Objective =
Below are some entries. Output each one exactly as it appears.

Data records
↓

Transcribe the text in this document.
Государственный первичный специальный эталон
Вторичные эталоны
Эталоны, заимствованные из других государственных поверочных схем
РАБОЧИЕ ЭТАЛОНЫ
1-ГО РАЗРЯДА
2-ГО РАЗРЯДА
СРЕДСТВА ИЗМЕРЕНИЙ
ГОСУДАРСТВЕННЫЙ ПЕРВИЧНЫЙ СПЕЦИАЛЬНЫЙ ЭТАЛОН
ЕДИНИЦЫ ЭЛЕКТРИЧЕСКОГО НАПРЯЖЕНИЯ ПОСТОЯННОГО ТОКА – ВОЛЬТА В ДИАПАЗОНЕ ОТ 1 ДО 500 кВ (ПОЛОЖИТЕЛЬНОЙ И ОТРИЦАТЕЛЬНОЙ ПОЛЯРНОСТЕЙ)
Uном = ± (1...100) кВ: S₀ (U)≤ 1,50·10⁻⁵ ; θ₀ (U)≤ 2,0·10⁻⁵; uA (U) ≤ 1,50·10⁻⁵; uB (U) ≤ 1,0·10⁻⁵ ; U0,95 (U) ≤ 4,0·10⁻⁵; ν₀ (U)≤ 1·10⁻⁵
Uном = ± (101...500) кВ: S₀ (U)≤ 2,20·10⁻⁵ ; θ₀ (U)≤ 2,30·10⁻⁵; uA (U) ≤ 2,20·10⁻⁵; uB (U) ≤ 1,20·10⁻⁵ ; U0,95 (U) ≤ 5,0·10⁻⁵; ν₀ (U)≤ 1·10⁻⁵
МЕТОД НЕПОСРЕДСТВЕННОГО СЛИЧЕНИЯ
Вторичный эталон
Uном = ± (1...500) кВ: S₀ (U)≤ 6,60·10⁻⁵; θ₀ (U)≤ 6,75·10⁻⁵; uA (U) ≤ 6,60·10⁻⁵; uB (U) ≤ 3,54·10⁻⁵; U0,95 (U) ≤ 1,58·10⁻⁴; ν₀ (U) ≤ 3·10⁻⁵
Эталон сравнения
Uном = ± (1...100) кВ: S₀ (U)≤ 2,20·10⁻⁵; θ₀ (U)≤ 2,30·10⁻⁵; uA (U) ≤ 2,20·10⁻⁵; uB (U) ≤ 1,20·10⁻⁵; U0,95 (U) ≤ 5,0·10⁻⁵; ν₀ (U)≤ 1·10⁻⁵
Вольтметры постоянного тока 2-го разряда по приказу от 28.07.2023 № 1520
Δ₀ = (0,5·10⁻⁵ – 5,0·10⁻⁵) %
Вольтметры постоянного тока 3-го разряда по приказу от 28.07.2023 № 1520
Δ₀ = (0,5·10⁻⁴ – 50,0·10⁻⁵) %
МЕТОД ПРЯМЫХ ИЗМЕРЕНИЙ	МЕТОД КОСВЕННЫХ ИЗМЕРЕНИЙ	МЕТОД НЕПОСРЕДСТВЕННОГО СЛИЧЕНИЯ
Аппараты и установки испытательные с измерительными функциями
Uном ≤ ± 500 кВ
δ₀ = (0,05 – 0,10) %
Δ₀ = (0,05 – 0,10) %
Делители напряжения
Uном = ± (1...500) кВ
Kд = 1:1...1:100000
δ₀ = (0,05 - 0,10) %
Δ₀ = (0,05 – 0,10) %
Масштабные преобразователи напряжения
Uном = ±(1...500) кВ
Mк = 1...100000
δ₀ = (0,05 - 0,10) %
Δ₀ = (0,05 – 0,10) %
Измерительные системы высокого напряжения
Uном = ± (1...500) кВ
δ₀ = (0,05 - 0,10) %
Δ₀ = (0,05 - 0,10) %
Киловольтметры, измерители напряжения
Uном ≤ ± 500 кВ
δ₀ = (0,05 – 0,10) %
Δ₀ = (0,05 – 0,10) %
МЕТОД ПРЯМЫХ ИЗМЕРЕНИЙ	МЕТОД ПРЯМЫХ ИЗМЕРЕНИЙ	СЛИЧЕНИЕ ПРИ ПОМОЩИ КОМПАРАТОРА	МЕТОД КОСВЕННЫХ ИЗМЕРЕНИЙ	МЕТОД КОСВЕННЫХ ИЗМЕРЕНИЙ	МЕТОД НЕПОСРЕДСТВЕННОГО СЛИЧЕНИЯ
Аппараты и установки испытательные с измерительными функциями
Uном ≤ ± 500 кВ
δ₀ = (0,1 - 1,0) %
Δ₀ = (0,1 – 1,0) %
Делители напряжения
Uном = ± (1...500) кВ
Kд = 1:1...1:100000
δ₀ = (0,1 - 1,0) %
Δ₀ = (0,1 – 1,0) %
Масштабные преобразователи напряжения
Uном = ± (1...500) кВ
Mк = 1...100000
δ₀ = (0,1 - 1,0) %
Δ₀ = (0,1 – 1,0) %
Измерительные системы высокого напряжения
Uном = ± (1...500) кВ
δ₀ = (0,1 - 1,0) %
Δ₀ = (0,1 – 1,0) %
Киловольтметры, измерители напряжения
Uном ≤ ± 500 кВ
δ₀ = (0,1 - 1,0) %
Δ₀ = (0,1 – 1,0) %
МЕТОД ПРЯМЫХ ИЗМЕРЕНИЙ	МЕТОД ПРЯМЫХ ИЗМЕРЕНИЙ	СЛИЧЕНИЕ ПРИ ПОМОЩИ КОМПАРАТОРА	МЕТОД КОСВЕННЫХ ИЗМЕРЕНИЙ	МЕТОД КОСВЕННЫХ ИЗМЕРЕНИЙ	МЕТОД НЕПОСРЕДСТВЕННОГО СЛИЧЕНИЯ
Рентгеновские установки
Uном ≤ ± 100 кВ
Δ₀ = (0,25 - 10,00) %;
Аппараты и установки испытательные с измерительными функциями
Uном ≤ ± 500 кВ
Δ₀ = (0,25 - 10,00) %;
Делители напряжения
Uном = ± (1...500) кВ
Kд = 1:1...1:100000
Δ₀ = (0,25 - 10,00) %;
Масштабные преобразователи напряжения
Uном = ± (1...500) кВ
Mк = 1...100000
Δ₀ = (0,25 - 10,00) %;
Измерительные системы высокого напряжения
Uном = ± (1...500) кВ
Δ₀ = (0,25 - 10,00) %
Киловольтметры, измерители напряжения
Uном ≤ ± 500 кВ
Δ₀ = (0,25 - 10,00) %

↑

Worked solution =
Transcribe the text in this document.
Государственный первичный специальный эталон
Вторичные эталоны
Эталоны, заимствованные из других государственных поверочных схем
РАБОЧИЕ ЭТАЛОНЫ
1-ГО РАЗРЯДА
2-ГО РАЗРЯДА
СРЕДСТВА ИЗМЕРЕНИЙ
ГОСУДАРСТВЕННЫЙ ПЕРВИЧНЫЙ СПЕЦИАЛЬНЫЙ ЭТАЛОН
ЕДИНИЦЫ ЭЛЕКТРИЧЕСКОГО НАПРЯЖЕНИЯ ПОСТОЯННОГО ТОКА – ВОЛЬТА В ДИАПАЗОНЕ ОТ 1 ДО 500 кВ (ПОЛОЖИТЕЛЬНОЙ И ОТРИЦАТЕЛЬНОЙ ПОЛЯРНОСТЕЙ)
Uном = ± (1...100) кВ: S₀ (U)≤ 1,50·10⁻⁵ ; θ₀ (U)≤ 2,0·10⁻⁵; uA (U) ≤ 1,50·10⁻⁵; uB (U) ≤ 1,0·10⁻⁵ ; U0,95 (U) ≤ 4,0·10⁻⁵; ν₀ (U)≤ 1·10⁻⁵
Uном = ± (101...500) кВ: S₀ (U)≤ 2,20·10⁻⁵ ; θ₀ (U)≤ 2,30·10⁻⁵; uA (U) ≤ 2,20·10⁻⁵; uB (U) ≤ 1,20·10⁻⁵ ; U0,95 (U) ≤ 5,0·10⁻⁵; ν₀ (U)≤ 1·10⁻⁵
МЕТОД НЕПОСРЕДСТВЕННОГО СЛИЧЕНИЯ
Вторичный эталон
Uном = ± (1...500) кВ: S₀ (U)≤ 6,60·10⁻⁵; θ₀ (U)≤ 6,75·10⁻⁵; uA (U) ≤ 6,60·10⁻⁵; uB (U) ≤ 3,54·10⁻⁵; U0,95 (U) ≤ 1,58·10⁻⁴; ν₀ (U) ≤ 3·10⁻⁵
Эталон сравнения
Uном = ± (1...100) кВ: S₀ (U)≤ 2,20·10⁻⁵; θ₀ (U)≤ 2,30·10⁻⁵; uA (U) ≤ 2,20·10⁻⁵; uB (U) ≤ 1,20·10⁻⁵; U0,95 (U) ≤ 5,0·10⁻⁵; ν₀ (U)≤ 1·10⁻⁵
Вольтметры постоянного тока 2-го разряда по приказу от 28.07.2023 № 1520
Δ₀ = (0,5·10⁻⁵ – 5,0·10⁻⁵) %
Вольтметры постоянного тока 3-го разряда по приказу от 28.07.2023 № 1520
Δ₀ = (0,5·10⁻⁴ – 50,0·10⁻⁵) %
МЕТОД ПРЯМЫХ ИЗМЕРЕНИЙ	МЕТОД КОСВЕННЫХ ИЗМЕРЕНИЙ	МЕТОД НЕПОСРЕДСТВЕННОГО СЛИЧЕНИЯ
Аппараты и установки испытательные с измерительными функциями
Uном ≤ ± 500 кВ
δ₀ = (0,05 – 0,10) %
Δ₀ = (0,05 – 0,10) %
Делители напряжения
Uном = ± (1...500) кВ
Kд = 1:1...1:100000
δ₀ = (0,05 - 0,10) %
Δ₀ = (0,05 – 0,10) %
Масштабные преобразователи напряжения
Uном = ±(1...500) кВ
Mк = 1...100000
δ₀ = (0,05 - 0,10) %
Δ₀ = (0,05 – 0,10) %
Измерительные системы высокого напряжения
Uном = ± (1...500) кВ
δ₀ = (0,05 - 0,10) %
Δ₀ = (0,05 - 0,10) %
Киловольтметры, измерители напряжения
Uном ≤ ± 500 кВ
δ₀ = (0,05 – 0,10) %
Δ₀ = (0,05 – 0,10) %
МЕТОД ПРЯМЫХ ИЗМЕРЕНИЙ	МЕТОД ПРЯМЫХ ИЗМЕРЕНИЙ	СЛИЧЕНИЕ ПРИ ПОМОЩИ КОМПАРАТОРА	МЕТОД КОСВЕННЫХ ИЗМЕРЕНИЙ	МЕТОД КОСВЕННЫХ ИЗМЕРЕНИЙ	МЕТОД НЕПОСРЕДСТВЕННОГО СЛИЧЕНИЯ
Аппараты и установки испытательные с измерительными функциями
Uном ≤ ± 500 кВ
δ₀ = (0,1 - 1,0) %
Δ₀ = (0,1 – 1,0) %
Делители напряжения
Uном = ± (1...500) кВ
Kд = 1:1...1:100000
δ₀ = (0,1 - 1,0) %
Δ₀ = (0,1 – 1,0) %
Масштабные преобразователи напряжения
Uном = ± (1...500) кВ
Mк = 1...100000
δ₀ = (0,1 - 1,0) %
Δ₀ = (0,1 – 1,0) %
Измерительные системы высокого напряжения
Uном = ± (1...500) кВ
δ₀ = (0,1 - 1,0) %
Δ₀ = (0,1 – 1,0) %
Киловольтметры, измерители напряжения
Uном ≤ ± 500 кВ
δ₀ = (0,1 - 1,0) %
Δ₀ = (0,1 – 1,0) %
МЕТОД ПРЯМЫХ ИЗМЕРЕНИЙ	МЕТОД ПРЯМЫХ ИЗМЕРЕНИЙ	СЛИЧЕНИЕ ПРИ ПОМОЩИ КОМПАРАТОРА	МЕТОД КОСВЕННЫХ ИЗМЕРЕНИЙ	МЕТОД КОСВЕННЫХ ИЗМЕРЕНИЙ	МЕТОД НЕПОСРЕДСТВЕННОГО СЛИЧЕНИЯ
Рентгеновские установки
Uном ≤ ± 100 кВ
Δ₀ = (0,25 - 10,00) %;
Аппараты и установки испытательные с измерительными функциями
Uном ≤ ± 500 кВ
Δ₀ = (0,25 - 10,00) %;
Делители напряжения
Uном = ± (1...500) кВ
Kд = 1:1...1:100000
Δ₀ = (0,25 - 10,00) %;
Масштабные преобразователи напряжения
Uном = ± (1...500) кВ
Mк = 1...100000
Δ₀ = (0,25 - 10,00) %;
Измерительные системы высокого напряжения
Uном = ± (1...500) кВ
Δ₀ = (0,25 - 10,00) %
Киловольтметры, измерители напряжения
Uном ≤ ± 500 кВ
Δ₀ = (0,25 - 10,00) %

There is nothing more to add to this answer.